**YOUR GOAL**
Return only the number of lines holding the word "name".

**PROVIDED INFORMATION**

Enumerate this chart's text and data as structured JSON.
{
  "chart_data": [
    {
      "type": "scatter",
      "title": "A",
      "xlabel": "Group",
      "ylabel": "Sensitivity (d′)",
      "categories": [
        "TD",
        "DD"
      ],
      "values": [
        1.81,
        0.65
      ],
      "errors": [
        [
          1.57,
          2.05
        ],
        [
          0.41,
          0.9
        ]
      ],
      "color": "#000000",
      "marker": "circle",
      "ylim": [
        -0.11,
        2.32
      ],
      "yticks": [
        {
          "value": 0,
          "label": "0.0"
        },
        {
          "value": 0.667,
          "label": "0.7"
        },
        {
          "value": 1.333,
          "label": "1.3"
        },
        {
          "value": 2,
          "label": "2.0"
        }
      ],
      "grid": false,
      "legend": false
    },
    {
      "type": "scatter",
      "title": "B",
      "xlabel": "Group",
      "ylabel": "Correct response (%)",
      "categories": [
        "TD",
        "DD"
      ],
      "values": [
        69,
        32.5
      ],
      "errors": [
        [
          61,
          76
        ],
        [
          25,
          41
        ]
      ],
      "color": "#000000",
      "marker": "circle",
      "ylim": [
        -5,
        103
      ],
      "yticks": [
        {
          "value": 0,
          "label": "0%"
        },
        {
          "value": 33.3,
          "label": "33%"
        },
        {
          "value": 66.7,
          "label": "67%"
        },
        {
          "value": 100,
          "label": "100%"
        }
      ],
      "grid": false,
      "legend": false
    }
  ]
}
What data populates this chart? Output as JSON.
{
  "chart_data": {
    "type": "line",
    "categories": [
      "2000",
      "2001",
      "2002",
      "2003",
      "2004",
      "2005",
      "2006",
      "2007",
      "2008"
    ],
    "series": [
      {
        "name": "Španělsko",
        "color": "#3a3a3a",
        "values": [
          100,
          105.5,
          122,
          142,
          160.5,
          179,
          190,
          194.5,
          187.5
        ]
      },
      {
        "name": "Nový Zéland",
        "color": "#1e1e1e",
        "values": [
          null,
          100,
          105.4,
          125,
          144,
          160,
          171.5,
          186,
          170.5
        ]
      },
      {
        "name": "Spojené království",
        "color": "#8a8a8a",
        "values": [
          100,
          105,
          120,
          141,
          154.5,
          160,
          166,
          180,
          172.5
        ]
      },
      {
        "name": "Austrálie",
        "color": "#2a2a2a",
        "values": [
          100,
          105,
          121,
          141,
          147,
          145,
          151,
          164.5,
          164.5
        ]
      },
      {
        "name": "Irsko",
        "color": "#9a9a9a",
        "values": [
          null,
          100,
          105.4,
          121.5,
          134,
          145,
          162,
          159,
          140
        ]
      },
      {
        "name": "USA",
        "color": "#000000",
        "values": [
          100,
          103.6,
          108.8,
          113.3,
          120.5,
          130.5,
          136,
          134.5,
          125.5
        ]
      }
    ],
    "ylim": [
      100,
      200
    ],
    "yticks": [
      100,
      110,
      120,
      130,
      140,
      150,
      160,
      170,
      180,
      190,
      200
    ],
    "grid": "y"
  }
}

**SOLVED EXERCISE**
6